▸ **PROBLEM REQUIREMENTS**
Tally the lines containing the word "industry" and give the total alone.

▸ **SUPPLIED DATA**
========

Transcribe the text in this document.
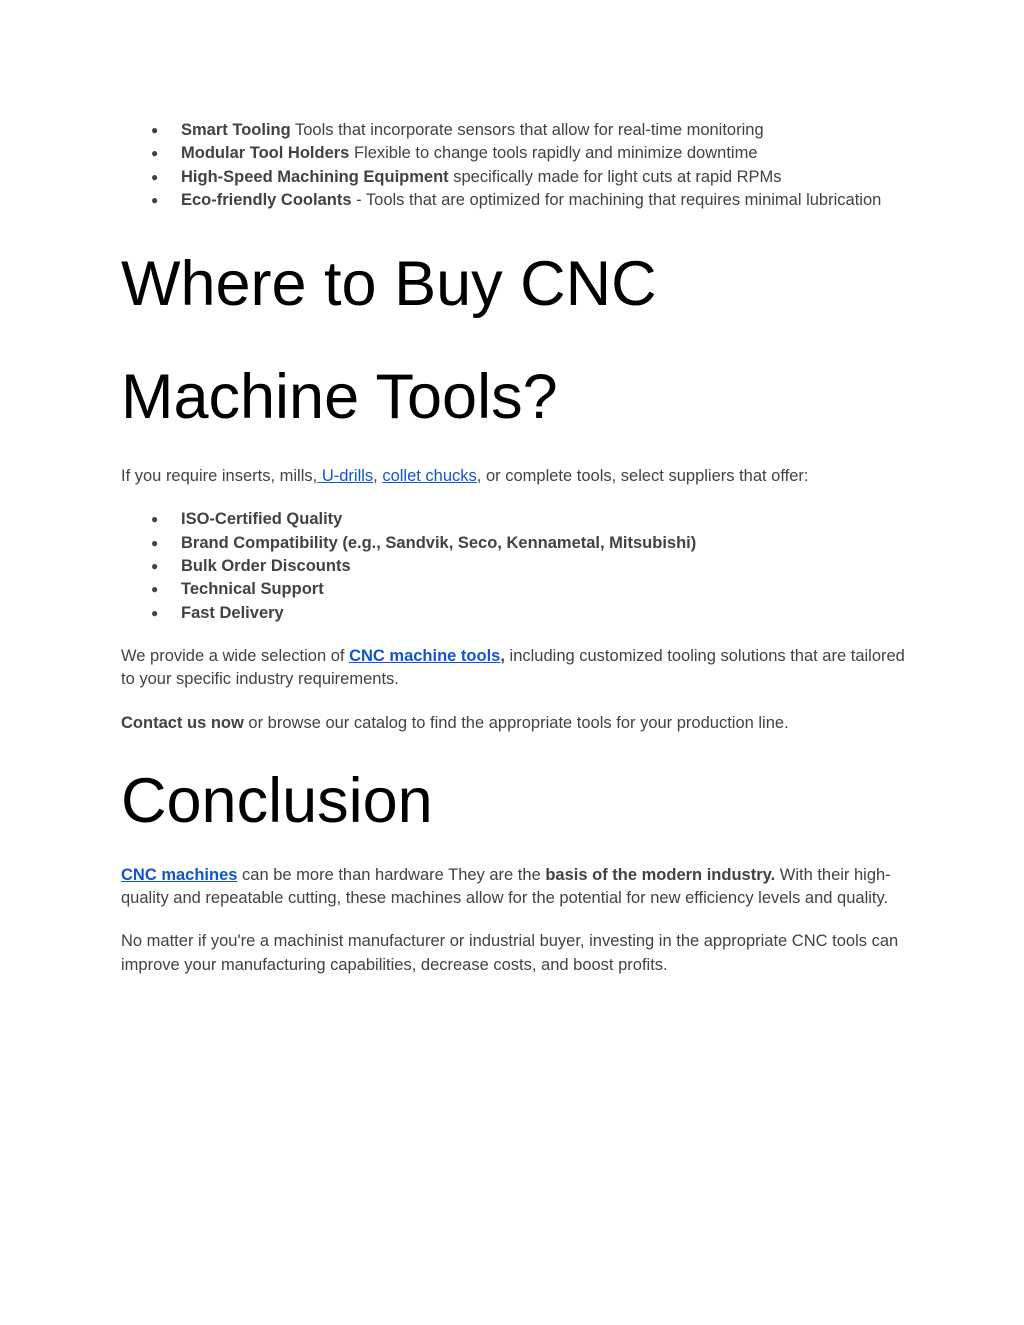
● Smart Tooling Tools that incorporate sensors that allow for real-time monitoring
● Modular Tool Holders Flexible to change tools rapidly and minimize downtime
● High-Speed Machining Equipment specifically made for light cuts at rapid RPMs
● Eco-friendly Coolants - Tools that are optimized for machining that requires minimal lubrication
Where to Buy CNC
Machine Tools?

If you require inserts, mills, U-drills, collet chucks, or complete tools, select suppliers that offer:

● ISO-Certified Quality
● Brand Compatibility (e.g., Sandvik, Seco, Kennametal, Mitsubishi)
● Bulk Order Discounts
● Technical Support
● Fast Delivery

We provide a wide selection of CNC machine tools, including customized tooling solutions that are tailored to your specific industry requirements.

Contact us now or browse our catalog to find the appropriate tools for your production line.

Conclusion

CNC machines can be more than hardware They are the basis of the modern industry. With their high-quality and repeatable cutting, these machines allow for the potential for new efficiency levels and quality.

No matter if you're a machinist manufacturer or industrial buyer, investing in the appropriate CNC tools can improve your manufacturing capabilities, decrease costs, and boost profits.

========

▸ **RESPONSE TO THE TASK**
2